### List of tasks
A – Reproduce verbatim the passage from the article on scrapped birth-certificate rules that begins at the words "In an interview" and stops after the words "children to human trafficking.".
B – According to the article on scrapped birth-certificate rules, who signed the waiver on November 08 that removed the unabridged birth certificate regulations for travelling foreign minors?
C – Name every person identified by name in the article on scrapped birth-certificate rules.

### Document section
## START
South Africa’s decision to scrap laws that required travelers to produce unabridged birth certificates and supporting documents for children travelling across its borders has left Basotho minors prone to human trafficking.

From June 01, 2015, Department of Home Affairs in South Africa introduced immigration regulations that required all passengers under the age of 18 to travel in and out of the country with an unabridged birth certificate to combat child trafficking.

According to South Africa Department of Home Affairs, 30 000 minors are trafficked through South African borders every year and 50 percent of these minors are under the age of 14.

In a related development, South African home affairs minister Aaron Motsoaledi signed a waiver on November 08, effectively removing regulations on unabridged birth certificates for travelling foreign minors to South Africa.

Motsoaledi said they struck off the regulations because they “…had caused significant harm to South Africa’s inbound tourism sector”.

In an interview with MNN Centre for Investigative Journalism, Tsukutlane Au who was Lesotho minister of Home Affair post implementation of the policy showed concern over the new changes, pointing out they might expose children to human trafficking.

He said the safety of minors at the border can no longer be guaranteed as consent papers from parents are no longer needed, meaning anyone can easily cross the border with children.

“At this point, the fear is not only children being trafficked. The situation may also amplify other various cross border crimes involving children,” said the seemingly worried Au.

Au said although he was not privy to the signing of the agreement between the two countries, he supported it because it played a huge role in ensuring the safety of children as it countered human trafficking.

On contrary, Lesotho Home Affairs Principal Secretary Machabane Lemphane-Letsie argued that counter trafficking in Lesotho is not reliant on South Africa and or its policies.

She emphasized Lesotho has own procedures in place to quell this type of crime at its border posts.

According to Letsie, the procedures include ensuring that all individuals crossing the border have valid passports such that immigration officers are able to identify them as they cross.

“We have even made changes for foot-travelers crossing to ensure that our officers are able to monitor free movement at the border,” Letsie added.

In her view, individual presentation of passports to immigration officers allows travellers who may be forced into South Africa an opportunity to seek help.

She admitted that human trafficking is common but said most cases are of people who have been forced to leave under pretenses of jobs and not so much of people being taken against their will.

“Children are the ones mostly at the risk of human trafficking because they are defenseless and cannot stand up for themselves but we should work on addressing trafficking in humans as a whole,” Letsie warned.

Letsie said implementation of the 2015 regulations may have not been the best strategy in fighting human trafficking.
## END
### Supplied information
## START
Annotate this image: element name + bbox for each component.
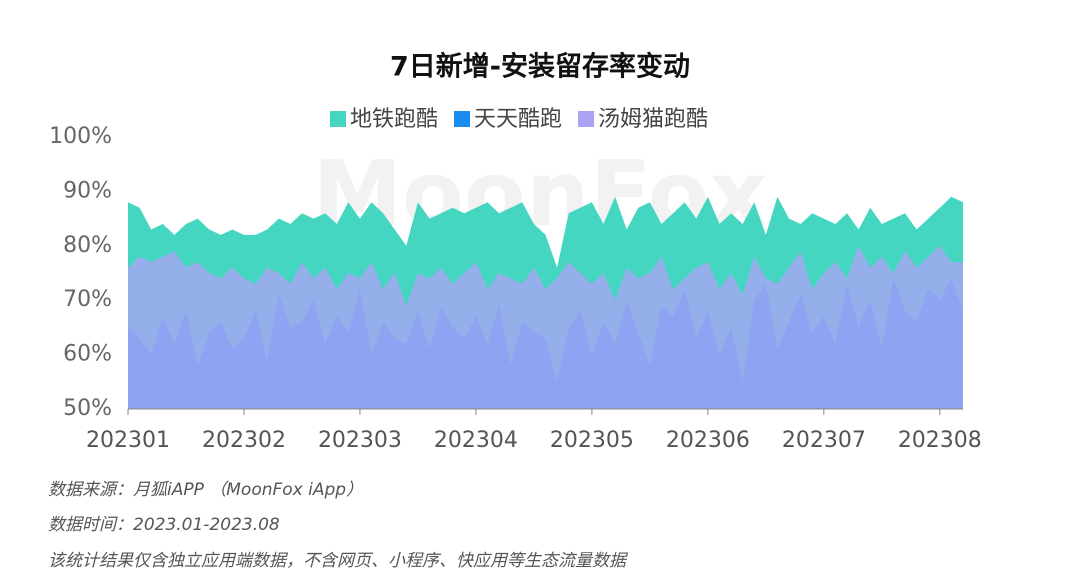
## END
### Answers to the exercises
A –
In an interview with MNN Centre for Investigative Journalism, Tsukutlane Au who was Lesotho minister of Home Affair post implementation of the policy showed concern over the new changes, pointing out they might expose children to human trafficking.

B – Aaron Motsoaledi, the South African home affairs minister, signed the waiver.

C –
- Aaron Motsoaledi
- Tsukutlane Au
- Machabane Lemphane-Letsie